* **Short task A**:
Reproduce, word for word, the part of the rows that opens with the line containing "sst-cell: [823, 154, 830, 161]" and closes with the line containing "sst-cell: [745, 130, 752, 137]".

* **Source**:
Fresh Picks: Convenient But Not Conventional
People, plants, then profits. That’s the hierarchy of concerns for Irv Cernauskas and Shelly Herman, whose eco-conscious grocery service, Fresh Picks, delivers roughly 20,000 pounds of local and organic produce weekly to homes across Chicagoland. Though they fill out their selection with out-of-state organic purchases, many of Fresh Picks’ suppliers are local. In 2012, Shelly said, they purchased more than $750,000 worth of produce directly from small area farms. For instance, on their website, customers can currently order sweet scarlet or gold turnips from Harmony Valley Farm in Viroqua, Wisconsin, and russet or yukon gold potatoes from Igl Farms in Antigo, Wisconsin.
Groupon caught up with the duo to chat about its unconventional approach to organic produce.
Q&A with Irv Cernauskas and Shelly Herman, Owners of Fresh Picks
Tell us a little about Fresh Picks’ mission.
Shelly: We often like to say that our mission is to feed more people healthier food. Healthy food means that it is grown sustainably. The local piece is also important because we’re not having food travel so far.
Irv: When the food is allowed to grow in the field for longer and picked when it’s ripe, it has more nutrients. And it’s tastier because nutrients are what makes for flavor. That’s why those cardboard tomatoes don’t taste like anything—nothing in 'em!
Shelly: We work on the "more [people]" part by focusing on affordability and convenience.
How are you different from a CSA?
Irv: It really is an effort on our part to offer more choice and flexibility and convenience and customer service. You can order what you want, when you want. So we have an option for the customer to select their own mix [or go à la carte]; they don’t have to select a box.
Shelly: [Going back to affordability,] with a CSA, you sign up for the whole season and you pay it up front—not everyone can afford that. We’re pay as you go.

* **Short task B**:
According to the Fresh Picks profile, how much produce does the service deliver each week?

* **Extracted material**:
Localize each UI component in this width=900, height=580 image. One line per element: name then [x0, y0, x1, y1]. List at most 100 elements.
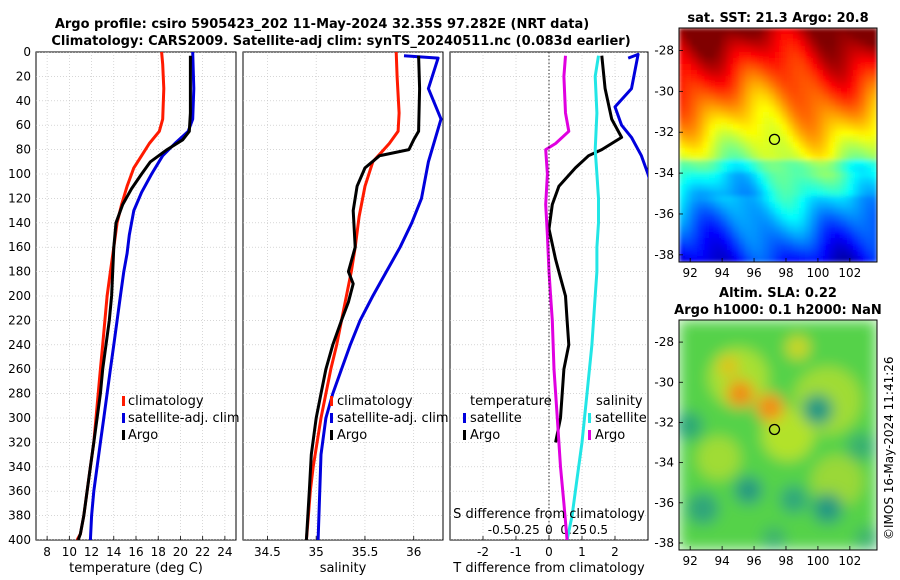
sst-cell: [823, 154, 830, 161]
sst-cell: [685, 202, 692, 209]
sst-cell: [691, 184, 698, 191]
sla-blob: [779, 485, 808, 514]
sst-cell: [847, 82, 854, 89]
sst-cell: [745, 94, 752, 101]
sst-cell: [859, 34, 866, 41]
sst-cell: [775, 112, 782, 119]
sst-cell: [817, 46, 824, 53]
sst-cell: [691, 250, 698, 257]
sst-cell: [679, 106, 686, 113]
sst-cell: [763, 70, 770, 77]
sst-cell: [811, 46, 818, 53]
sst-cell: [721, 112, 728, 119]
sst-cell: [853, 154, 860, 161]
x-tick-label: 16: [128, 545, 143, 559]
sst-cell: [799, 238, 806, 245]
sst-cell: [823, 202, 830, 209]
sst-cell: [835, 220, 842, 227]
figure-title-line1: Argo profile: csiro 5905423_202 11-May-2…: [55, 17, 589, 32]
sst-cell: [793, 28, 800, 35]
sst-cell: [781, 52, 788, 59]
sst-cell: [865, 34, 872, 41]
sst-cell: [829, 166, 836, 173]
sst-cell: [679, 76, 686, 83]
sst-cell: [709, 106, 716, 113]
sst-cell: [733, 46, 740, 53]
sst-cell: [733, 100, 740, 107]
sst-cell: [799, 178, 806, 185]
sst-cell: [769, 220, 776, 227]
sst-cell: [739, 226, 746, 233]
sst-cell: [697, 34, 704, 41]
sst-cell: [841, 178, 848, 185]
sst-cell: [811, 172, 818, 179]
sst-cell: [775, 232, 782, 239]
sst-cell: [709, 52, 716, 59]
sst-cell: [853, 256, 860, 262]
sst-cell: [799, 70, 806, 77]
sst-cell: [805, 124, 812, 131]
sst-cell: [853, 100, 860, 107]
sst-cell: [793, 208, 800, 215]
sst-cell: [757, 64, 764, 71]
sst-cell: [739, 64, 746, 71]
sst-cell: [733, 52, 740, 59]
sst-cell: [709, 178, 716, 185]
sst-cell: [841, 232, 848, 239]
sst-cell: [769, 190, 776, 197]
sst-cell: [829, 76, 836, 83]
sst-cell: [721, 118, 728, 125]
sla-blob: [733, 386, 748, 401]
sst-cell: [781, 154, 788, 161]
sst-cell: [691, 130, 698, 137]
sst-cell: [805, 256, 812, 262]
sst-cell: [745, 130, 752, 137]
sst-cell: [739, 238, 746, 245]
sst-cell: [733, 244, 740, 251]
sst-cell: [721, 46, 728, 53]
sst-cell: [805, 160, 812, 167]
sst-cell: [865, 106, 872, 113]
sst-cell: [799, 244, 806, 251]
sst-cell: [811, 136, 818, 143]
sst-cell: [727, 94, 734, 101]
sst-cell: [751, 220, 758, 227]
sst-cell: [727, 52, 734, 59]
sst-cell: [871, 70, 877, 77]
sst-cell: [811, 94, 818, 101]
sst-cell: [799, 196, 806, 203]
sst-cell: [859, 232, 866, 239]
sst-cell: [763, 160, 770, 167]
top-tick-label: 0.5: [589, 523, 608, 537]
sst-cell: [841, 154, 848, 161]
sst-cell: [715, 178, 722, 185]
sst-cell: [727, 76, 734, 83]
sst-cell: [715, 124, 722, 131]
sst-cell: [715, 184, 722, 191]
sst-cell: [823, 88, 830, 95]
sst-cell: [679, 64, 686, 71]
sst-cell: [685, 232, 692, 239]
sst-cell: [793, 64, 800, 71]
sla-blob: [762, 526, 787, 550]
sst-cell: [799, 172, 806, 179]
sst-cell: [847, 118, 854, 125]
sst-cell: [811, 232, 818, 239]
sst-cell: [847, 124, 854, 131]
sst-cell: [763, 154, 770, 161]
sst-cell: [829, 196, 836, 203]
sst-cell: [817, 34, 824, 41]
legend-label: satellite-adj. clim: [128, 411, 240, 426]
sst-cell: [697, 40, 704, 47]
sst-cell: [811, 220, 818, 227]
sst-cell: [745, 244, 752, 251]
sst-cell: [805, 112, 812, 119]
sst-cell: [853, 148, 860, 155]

* **Result A**:
sst-cell: [823, 154, 830, 161]
sst-cell: [685, 202, 692, 209]
sst-cell: [691, 184, 698, 191]
sla-blob: [779, 485, 808, 514]
sst-cell: [847, 82, 854, 89]
sst-cell: [745, 94, 752, 101]
sst-cell: [859, 34, 866, 41]
sst-cell: [775, 112, 782, 119]
sst-cell: [817, 46, 824, 53]
sst-cell: [691, 250, 698, 257]
sst-cell: [679, 106, 686, 113]
sst-cell: [763, 70, 770, 77]
sst-cell: [811, 46, 818, 53]
sst-cell: [721, 112, 728, 119]
sst-cell: [853, 154, 860, 161]
x-tick-label: 16: [128, 545, 143, 559]
sst-cell: [799, 238, 806, 245]
sst-cell: [823, 202, 830, 209]
sst-cell: [835, 220, 842, 227]
figure-title-line1: Argo profile: csiro 5905423_202 11-May-2…: [55, 17, 589, 32]
sst-cell: [793, 28, 800, 35]
sst-cell: [781, 52, 788, 59]
sst-cell: [865, 34, 872, 41]
sst-cell: [829, 166, 836, 173]
sst-cell: [679, 76, 686, 83]
sst-cell: [709, 106, 716, 113]
sst-cell: [733, 46, 740, 53]
sst-cell: [733, 100, 740, 107]
sst-cell: [799, 178, 806, 185]
sst-cell: [769, 220, 776, 227]
sst-cell: [739, 226, 746, 233]
sst-cell: [697, 34, 704, 41]
sst-cell: [841, 178, 848, 185]
sst-cell: [811, 172, 818, 179]
sst-cell: [775, 232, 782, 239]
sst-cell: [709, 52, 716, 59]
sst-cell: [853, 256, 860, 262]
sst-cell: [799, 70, 806, 77]
sst-cell: [805, 124, 812, 131]
sst-cell: [853, 100, 860, 107]
sst-cell: [793, 208, 800, 215]
sst-cell: [757, 64, 764, 71]
sst-cell: [739, 64, 746, 71]
sst-cell: [733, 52, 740, 59]
sst-cell: [709, 178, 716, 185]
sst-cell: [841, 232, 848, 239]
sst-cell: [769, 190, 776, 197]
sst-cell: [829, 76, 836, 83]
sst-cell: [721, 118, 728, 125]
sla-blob: [733, 386, 748, 401]
sst-cell: [781, 154, 788, 161]
sst-cell: [691, 130, 698, 137]
sst-cell: [805, 256, 812, 262]
sst-cell: [745, 130, 752, 137]

* **Result B**:
Roughly 20,000 pounds of local and organic produce.